What you will do » Answer with one number: how many lines have "content".

══ Given entries

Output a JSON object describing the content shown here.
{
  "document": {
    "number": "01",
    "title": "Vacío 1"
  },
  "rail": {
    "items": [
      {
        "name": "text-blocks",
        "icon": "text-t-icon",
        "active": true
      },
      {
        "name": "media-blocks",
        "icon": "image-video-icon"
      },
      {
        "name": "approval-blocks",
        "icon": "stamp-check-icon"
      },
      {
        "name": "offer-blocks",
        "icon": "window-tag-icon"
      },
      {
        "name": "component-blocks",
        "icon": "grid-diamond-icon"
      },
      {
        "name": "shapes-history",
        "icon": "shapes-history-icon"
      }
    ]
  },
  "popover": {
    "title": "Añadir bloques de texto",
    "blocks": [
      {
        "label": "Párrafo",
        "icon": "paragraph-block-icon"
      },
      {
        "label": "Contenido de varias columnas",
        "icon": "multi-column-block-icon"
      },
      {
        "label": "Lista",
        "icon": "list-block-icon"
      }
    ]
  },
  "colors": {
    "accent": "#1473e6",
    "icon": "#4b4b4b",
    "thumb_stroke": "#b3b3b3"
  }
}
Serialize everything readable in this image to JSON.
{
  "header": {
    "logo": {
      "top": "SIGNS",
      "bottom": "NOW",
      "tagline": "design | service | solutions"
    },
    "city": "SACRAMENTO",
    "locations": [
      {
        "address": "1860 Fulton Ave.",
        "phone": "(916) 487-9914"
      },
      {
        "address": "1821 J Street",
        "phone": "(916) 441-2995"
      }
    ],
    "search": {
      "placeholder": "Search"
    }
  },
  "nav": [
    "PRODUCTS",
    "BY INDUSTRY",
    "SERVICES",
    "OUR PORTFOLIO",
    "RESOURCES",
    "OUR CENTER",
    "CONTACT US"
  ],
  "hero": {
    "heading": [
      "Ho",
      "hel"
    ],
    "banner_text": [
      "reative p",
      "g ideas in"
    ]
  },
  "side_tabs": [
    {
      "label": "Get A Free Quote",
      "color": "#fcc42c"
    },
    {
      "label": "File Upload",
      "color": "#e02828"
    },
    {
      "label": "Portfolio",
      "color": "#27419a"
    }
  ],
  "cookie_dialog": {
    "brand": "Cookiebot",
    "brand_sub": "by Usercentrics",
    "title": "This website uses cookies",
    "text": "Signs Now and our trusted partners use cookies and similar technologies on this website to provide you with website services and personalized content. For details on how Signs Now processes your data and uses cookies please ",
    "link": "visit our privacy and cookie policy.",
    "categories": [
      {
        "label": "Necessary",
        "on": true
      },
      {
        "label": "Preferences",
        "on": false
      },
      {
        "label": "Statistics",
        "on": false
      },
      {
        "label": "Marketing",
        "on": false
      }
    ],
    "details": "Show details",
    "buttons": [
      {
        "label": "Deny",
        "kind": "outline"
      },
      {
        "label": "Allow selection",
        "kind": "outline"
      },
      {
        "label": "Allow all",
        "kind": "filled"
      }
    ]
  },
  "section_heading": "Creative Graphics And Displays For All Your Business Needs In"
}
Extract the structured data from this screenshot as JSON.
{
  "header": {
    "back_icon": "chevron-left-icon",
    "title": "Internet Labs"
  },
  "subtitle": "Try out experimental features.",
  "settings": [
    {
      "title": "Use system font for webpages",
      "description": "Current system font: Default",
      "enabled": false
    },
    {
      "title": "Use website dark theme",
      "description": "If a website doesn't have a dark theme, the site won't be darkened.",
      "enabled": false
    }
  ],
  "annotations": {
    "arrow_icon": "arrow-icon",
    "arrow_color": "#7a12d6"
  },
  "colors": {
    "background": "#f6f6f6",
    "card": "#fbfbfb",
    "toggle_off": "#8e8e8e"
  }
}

════

Final result » 2